:: DATASET RECORDS ::

+ + + + +

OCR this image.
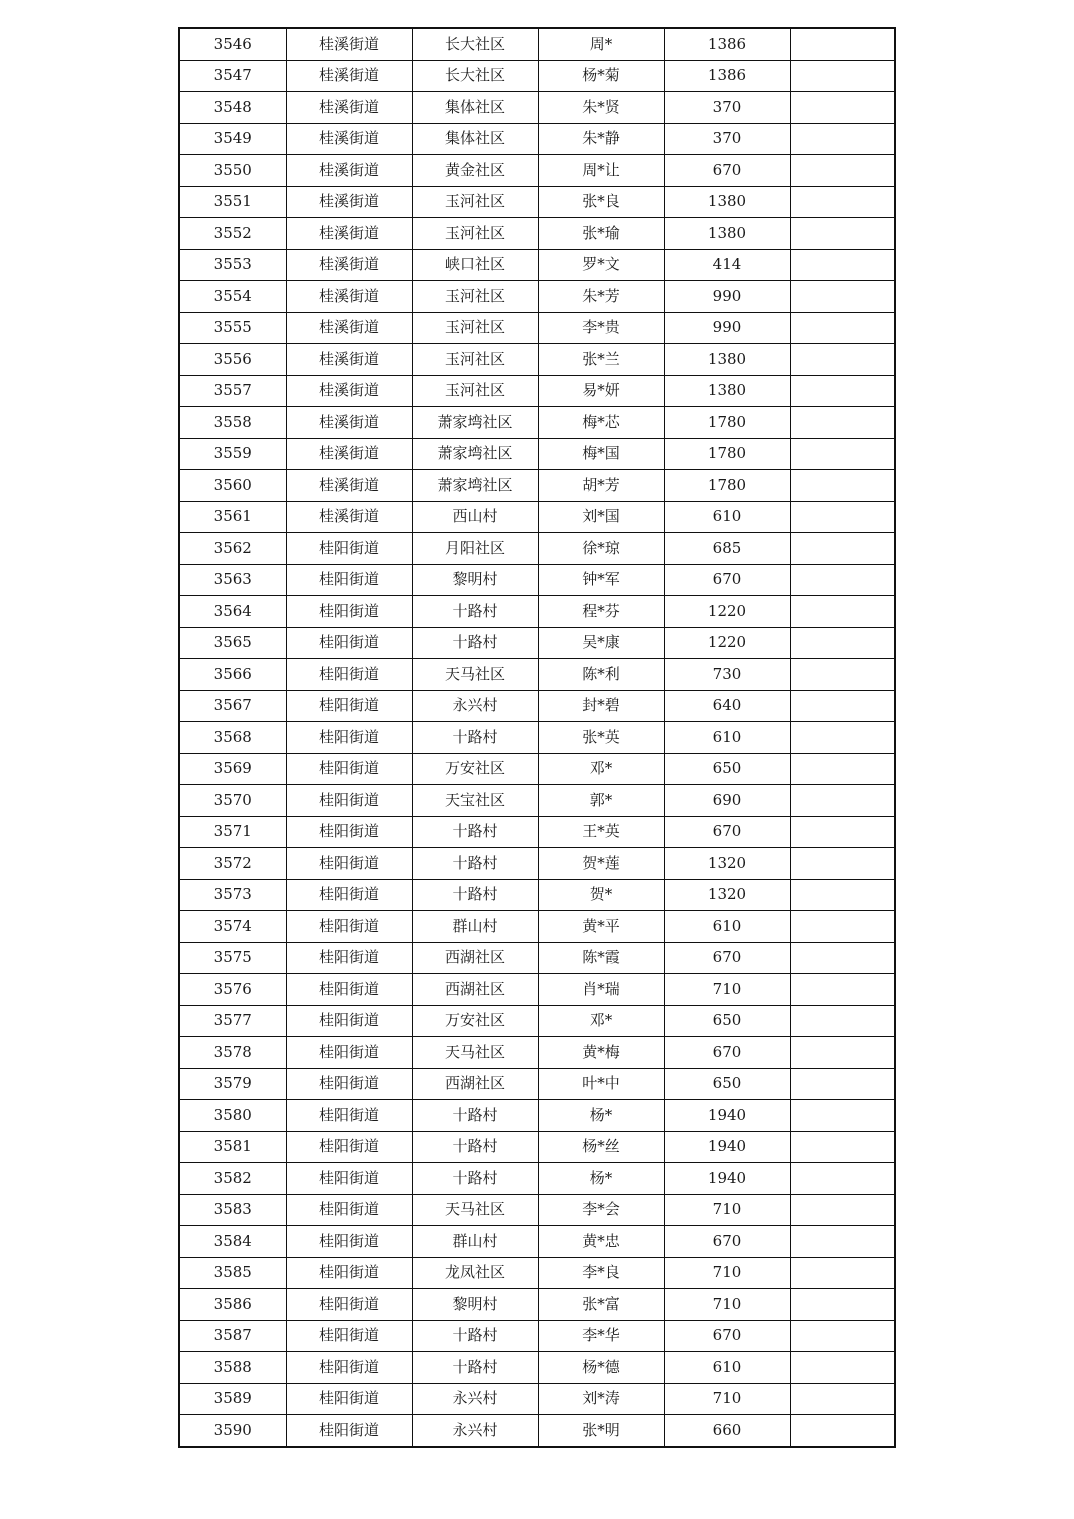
3546	桂溪街道	长大社区	周*	1386	
3547	桂溪街道	长大社区	杨*菊	1386	
3548	桂溪街道	集体社区	朱*贤	370	
3549	桂溪街道	集体社区	朱*静	370	
3550	桂溪街道	黄金社区	周*让	670	
3551	桂溪街道	玉河社区	张*良	1380	
3552	桂溪街道	玉河社区	张*瑜	1380	
3553	桂溪街道	峡口社区	罗*文	414	
3554	桂溪街道	玉河社区	朱*芳	990	
3555	桂溪街道	玉河社区	李*贵	990	
3556	桂溪街道	玉河社区	张*兰	1380	
3557	桂溪街道	玉河社区	易*妍	1380	
3558	桂溪街道	萧家塆社区	梅*芯	1780	
3559	桂溪街道	萧家塆社区	梅*国	1780	
3560	桂溪街道	萧家塆社区	胡*芳	1780	
3561	桂溪街道	西山村	刘*国	610	
3562	桂阳街道	月阳社区	徐*琼	685	
3563	桂阳街道	黎明村	钟*军	670	
3564	桂阳街道	十路村	程*芬	1220	
3565	桂阳街道	十路村	吴*康	1220	
3566	桂阳街道	天马社区	陈*利	730	
3567	桂阳街道	永兴村	封*碧	640	
3568	桂阳街道	十路村	张*英	610	
3569	桂阳街道	万安社区	邓*	650	
3570	桂阳街道	天宝社区	郭*	690	
3571	桂阳街道	十路村	王*英	670	
3572	桂阳街道	十路村	贺*莲	1320	
3573	桂阳街道	十路村	贺*	1320	
3574	桂阳街道	群山村	黄*平	610	
3575	桂阳街道	西湖社区	陈*霞	670	
3576	桂阳街道	西湖社区	肖*瑞	710	
3577	桂阳街道	万安社区	邓*	650	
3578	桂阳街道	天马社区	黄*梅	670	
3579	桂阳街道	西湖社区	叶*中	650	
3580	桂阳街道	十路村	杨*	1940	
3581	桂阳街道	十路村	杨*丝	1940	
3582	桂阳街道	十路村	杨*	1940	
3583	桂阳街道	天马社区	李*会	710	
3584	桂阳街道	群山村	黄*忠	670	
3585	桂阳街道	龙凤社区	李*良	710	
3586	桂阳街道	黎明村	张*富	710	
3587	桂阳街道	十路村	李*华	670	
3588	桂阳街道	十路村	杨*德	610	
3589	桂阳街道	永兴村	刘*涛	710	
3590	桂阳街道	永兴村	张*明	660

+ + + + +

:: WRITTEN PROBLEM ::
Print every record above exactly as written, leaving out the pictures.

:: SOLVED EXERCISE ::
OCR this image.
3546	桂溪街道	长大社区	周*	1386	
3547	桂溪街道	长大社区	杨*菊	1386	
3548	桂溪街道	集体社区	朱*贤	370	
3549	桂溪街道	集体社区	朱*静	370	
3550	桂溪街道	黄金社区	周*让	670	
3551	桂溪街道	玉河社区	张*良	1380	
3552	桂溪街道	玉河社区	张*瑜	1380	
3553	桂溪街道	峡口社区	罗*文	414	
3554	桂溪街道	玉河社区	朱*芳	990	
3555	桂溪街道	玉河社区	李*贵	990	
3556	桂溪街道	玉河社区	张*兰	1380	
3557	桂溪街道	玉河社区	易*妍	1380	
3558	桂溪街道	萧家塆社区	梅*芯	1780	
3559	桂溪街道	萧家塆社区	梅*国	1780	
3560	桂溪街道	萧家塆社区	胡*芳	1780	
3561	桂溪街道	西山村	刘*国	610	
3562	桂阳街道	月阳社区	徐*琼	685	
3563	桂阳街道	黎明村	钟*军	670	
3564	桂阳街道	十路村	程*芬	1220	
3565	桂阳街道	十路村	吴*康	1220	
3566	桂阳街道	天马社区	陈*利	730	
3567	桂阳街道	永兴村	封*碧	640	
3568	桂阳街道	十路村	张*英	610	
3569	桂阳街道	万安社区	邓*	650	
3570	桂阳街道	天宝社区	郭*	690	
3571	桂阳街道	十路村	王*英	670	
3572	桂阳街道	十路村	贺*莲	1320	
3573	桂阳街道	十路村	贺*	1320	
3574	桂阳街道	群山村	黄*平	610	
3575	桂阳街道	西湖社区	陈*霞	670	
3576	桂阳街道	西湖社区	肖*瑞	710	
3577	桂阳街道	万安社区	邓*	650	
3578	桂阳街道	天马社区	黄*梅	670	
3579	桂阳街道	西湖社区	叶*中	650	
3580	桂阳街道	十路村	杨*	1940	
3581	桂阳街道	十路村	杨*丝	1940	
3582	桂阳街道	十路村	杨*	1940	
3583	桂阳街道	天马社区	李*会	710	
3584	桂阳街道	群山村	黄*忠	670	
3585	桂阳街道	龙凤社区	李*良	710	
3586	桂阳街道	黎明村	张*富	710	
3587	桂阳街道	十路村	李*华	670	
3588	桂阳街道	十路村	杨*德	610	
3589	桂阳街道	永兴村	刘*涛	710	
3590	桂阳街道	永兴村	张*明	660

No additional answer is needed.